Exercise goal
Convert the data below into a JSON list of strings with one string per line, starting at the first line of the data and ending at the line containing "lon-tick-label: 85.2W [401,830,443,845]", and leave out any blank lines.

Input material
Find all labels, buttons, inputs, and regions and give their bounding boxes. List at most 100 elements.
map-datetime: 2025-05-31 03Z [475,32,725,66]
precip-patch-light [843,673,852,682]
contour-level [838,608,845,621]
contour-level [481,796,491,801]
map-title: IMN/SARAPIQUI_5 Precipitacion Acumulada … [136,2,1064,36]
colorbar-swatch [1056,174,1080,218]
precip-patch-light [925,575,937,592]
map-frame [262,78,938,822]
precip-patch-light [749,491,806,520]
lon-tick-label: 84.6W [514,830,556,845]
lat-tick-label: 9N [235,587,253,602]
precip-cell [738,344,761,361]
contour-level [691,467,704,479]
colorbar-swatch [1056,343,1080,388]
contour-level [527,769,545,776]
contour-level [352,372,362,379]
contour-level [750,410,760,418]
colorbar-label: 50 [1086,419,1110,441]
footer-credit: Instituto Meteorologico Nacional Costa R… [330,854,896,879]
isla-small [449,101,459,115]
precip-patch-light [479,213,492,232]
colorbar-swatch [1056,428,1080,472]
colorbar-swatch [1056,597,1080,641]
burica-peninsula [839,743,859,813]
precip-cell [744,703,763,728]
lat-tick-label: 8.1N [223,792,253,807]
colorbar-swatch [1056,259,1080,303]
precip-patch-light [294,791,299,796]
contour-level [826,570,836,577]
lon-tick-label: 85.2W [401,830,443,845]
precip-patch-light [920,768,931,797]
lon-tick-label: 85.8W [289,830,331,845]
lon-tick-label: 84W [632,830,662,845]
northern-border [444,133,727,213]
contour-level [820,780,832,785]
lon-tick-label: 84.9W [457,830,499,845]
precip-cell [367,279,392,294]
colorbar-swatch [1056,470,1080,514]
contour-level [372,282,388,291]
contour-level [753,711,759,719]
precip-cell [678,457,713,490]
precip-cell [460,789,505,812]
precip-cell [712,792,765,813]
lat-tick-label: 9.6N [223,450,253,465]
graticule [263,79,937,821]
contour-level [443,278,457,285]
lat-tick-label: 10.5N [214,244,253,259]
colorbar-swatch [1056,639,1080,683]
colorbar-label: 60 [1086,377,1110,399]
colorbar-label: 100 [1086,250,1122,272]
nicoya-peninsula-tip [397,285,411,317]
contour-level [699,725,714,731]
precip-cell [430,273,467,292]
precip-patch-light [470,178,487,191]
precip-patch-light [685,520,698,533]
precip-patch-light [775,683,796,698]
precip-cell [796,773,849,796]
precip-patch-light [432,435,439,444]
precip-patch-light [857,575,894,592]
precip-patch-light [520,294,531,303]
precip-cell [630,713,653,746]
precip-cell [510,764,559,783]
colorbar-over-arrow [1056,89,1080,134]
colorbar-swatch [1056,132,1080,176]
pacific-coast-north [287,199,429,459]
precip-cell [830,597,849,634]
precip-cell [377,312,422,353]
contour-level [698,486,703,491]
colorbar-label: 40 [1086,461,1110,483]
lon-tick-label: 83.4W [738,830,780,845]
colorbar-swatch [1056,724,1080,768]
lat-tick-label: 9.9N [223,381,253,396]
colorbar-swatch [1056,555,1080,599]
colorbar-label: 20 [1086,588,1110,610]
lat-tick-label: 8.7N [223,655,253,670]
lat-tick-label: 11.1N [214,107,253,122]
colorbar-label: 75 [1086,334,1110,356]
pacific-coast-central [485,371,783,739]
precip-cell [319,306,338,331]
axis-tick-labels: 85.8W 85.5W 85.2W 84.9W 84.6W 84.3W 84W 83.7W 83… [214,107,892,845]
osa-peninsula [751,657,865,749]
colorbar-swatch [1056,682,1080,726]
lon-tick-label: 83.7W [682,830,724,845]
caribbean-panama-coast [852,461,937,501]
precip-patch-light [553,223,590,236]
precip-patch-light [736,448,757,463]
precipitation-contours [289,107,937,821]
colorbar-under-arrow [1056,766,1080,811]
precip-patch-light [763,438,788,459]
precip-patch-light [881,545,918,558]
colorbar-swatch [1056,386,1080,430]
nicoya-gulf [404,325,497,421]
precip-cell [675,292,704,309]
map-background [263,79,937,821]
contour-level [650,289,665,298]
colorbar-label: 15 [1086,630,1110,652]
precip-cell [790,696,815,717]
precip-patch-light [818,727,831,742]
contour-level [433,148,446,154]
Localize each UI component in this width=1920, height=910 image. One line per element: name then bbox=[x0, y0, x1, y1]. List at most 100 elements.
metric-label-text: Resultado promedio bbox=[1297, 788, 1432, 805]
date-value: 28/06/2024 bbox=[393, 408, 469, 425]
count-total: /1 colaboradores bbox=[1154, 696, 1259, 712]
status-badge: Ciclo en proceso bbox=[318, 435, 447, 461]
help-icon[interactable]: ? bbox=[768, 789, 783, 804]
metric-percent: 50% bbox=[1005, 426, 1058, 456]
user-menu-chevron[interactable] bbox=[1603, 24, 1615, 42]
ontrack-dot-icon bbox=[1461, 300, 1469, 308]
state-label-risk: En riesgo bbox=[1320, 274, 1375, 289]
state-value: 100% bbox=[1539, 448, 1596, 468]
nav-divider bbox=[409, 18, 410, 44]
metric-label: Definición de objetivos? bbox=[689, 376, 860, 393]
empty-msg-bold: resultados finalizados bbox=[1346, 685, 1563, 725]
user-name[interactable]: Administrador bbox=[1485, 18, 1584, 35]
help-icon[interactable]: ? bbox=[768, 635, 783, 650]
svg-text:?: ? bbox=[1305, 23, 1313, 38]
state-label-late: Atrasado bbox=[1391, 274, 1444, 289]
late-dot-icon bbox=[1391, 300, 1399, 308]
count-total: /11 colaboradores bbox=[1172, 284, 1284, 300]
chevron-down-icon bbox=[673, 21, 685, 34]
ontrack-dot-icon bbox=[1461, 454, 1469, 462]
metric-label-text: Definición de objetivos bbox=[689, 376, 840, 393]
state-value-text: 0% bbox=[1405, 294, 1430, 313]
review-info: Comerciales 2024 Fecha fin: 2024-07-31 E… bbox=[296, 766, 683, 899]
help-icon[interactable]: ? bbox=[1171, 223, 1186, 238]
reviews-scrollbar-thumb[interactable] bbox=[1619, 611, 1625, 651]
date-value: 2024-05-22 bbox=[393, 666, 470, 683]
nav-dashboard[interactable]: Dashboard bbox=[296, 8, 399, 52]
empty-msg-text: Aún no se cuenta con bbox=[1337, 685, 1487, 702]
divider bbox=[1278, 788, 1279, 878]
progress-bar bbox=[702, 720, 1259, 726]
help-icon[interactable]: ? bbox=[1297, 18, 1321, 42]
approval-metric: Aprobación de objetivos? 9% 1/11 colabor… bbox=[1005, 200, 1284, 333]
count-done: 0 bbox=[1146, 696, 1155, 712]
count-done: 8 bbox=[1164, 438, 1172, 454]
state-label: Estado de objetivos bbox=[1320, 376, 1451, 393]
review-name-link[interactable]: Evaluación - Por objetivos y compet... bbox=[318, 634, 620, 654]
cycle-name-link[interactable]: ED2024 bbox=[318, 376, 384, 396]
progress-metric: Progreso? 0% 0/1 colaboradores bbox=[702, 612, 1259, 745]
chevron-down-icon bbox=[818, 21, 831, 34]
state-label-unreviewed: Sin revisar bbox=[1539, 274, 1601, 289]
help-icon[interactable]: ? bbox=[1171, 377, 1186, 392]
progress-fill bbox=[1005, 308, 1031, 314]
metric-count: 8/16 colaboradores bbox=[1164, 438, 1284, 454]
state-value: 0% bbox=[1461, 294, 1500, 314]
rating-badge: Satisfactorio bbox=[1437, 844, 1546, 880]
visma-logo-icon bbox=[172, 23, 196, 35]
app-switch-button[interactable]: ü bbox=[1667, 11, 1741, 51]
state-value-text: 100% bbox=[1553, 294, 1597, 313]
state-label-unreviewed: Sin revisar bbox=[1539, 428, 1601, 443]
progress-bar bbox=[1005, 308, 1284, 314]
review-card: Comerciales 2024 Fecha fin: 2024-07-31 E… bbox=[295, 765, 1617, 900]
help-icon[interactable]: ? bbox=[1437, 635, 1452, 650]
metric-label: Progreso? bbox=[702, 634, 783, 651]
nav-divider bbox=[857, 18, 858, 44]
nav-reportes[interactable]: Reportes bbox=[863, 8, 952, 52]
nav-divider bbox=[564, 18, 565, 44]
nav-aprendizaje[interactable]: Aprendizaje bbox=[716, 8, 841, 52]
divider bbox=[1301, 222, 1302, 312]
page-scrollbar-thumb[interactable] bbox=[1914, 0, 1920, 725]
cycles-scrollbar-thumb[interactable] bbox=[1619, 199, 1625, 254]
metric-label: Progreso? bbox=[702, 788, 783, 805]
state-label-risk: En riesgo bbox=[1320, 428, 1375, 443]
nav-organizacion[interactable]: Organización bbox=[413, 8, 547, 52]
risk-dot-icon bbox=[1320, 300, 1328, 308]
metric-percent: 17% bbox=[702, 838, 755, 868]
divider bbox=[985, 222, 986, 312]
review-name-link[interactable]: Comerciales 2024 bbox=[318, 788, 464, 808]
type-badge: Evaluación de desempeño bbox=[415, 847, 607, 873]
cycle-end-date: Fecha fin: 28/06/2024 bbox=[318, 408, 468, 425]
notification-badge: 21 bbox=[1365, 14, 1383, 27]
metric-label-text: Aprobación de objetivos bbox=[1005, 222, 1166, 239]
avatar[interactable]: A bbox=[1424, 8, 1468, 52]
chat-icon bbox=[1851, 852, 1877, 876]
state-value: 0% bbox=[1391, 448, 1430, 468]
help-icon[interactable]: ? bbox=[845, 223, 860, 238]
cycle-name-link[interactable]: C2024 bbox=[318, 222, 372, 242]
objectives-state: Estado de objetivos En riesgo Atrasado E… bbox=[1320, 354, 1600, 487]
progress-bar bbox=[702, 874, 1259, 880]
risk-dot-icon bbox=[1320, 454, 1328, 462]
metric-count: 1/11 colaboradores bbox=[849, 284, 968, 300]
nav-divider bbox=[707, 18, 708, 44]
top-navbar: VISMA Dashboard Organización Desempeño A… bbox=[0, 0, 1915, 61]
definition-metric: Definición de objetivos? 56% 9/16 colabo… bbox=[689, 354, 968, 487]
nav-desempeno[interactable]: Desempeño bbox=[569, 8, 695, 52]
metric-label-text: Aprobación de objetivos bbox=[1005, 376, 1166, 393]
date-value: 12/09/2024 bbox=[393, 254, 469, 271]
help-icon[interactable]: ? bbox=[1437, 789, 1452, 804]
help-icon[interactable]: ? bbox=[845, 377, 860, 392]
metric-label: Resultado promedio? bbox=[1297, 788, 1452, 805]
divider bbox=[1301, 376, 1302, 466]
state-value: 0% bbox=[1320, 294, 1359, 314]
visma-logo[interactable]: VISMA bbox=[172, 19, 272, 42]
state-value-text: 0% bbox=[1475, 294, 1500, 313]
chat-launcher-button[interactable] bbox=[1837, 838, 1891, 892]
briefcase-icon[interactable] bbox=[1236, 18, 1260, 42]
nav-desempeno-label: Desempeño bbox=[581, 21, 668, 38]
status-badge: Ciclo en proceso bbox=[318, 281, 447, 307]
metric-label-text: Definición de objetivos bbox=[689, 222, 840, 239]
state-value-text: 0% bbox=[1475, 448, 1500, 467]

Task response
[
  "Find all labels, buttons, inputs, and regions and give their bounding boxes. List at most 100 elements.",
  "map-datetime: 2025-05-31 03Z [475,32,725,66]",
  "precip-patch-light [843,673,852,682]",
  "contour-level [838,608,845,621]",
  "contour-level [481,796,491,801]",
  "map-title: IMN/SARAPIQUI_5 Precipitacion Acumulada … [136,2,1064,36]",
  "colorbar-swatch [1056,174,1080,218]",
  "precip-patch-light [925,575,937,592]",
  "map-frame [262,78,938,822]",
  "precip-patch-light [749,491,806,520]",
  "lon-tick-label: 84.6W [514,830,556,845]",
  "lat-tick-label: 9N [235,587,253,602]",
  "precip-cell [738,344,761,361]",
  "contour-level [691,467,704,479]",
  "colorbar-swatch [1056,343,1080,388]",
  "contour-level [527,769,545,776]",
  "contour-level [352,372,362,379]",
  "contour-level [750,410,760,418]",
  "colorbar-label: 50 [1086,419,1110,441]",
  "footer-credit: Instituto Meteorologico Nacional Costa R… [330,854,896,879]",
  "isla-small [449,101,459,115]",
  "precip-patch-light [479,213,492,232]",
  "colorbar-swatch [1056,428,1080,472]",
  "colorbar-swatch [1056,597,1080,641]",
  "burica-peninsula [839,743,859,813]",
  "precip-cell [744,703,763,728]",
  "lat-tick-label: 8.1N [223,792,253,807]",
  "colorbar-swatch [1056,259,1080,303]",
  "precip-patch-light [294,791,299,796]",
  "contour-level [826,570,836,577]",
  "lon-tick-label: 85.2W [401,830,443,845]"
]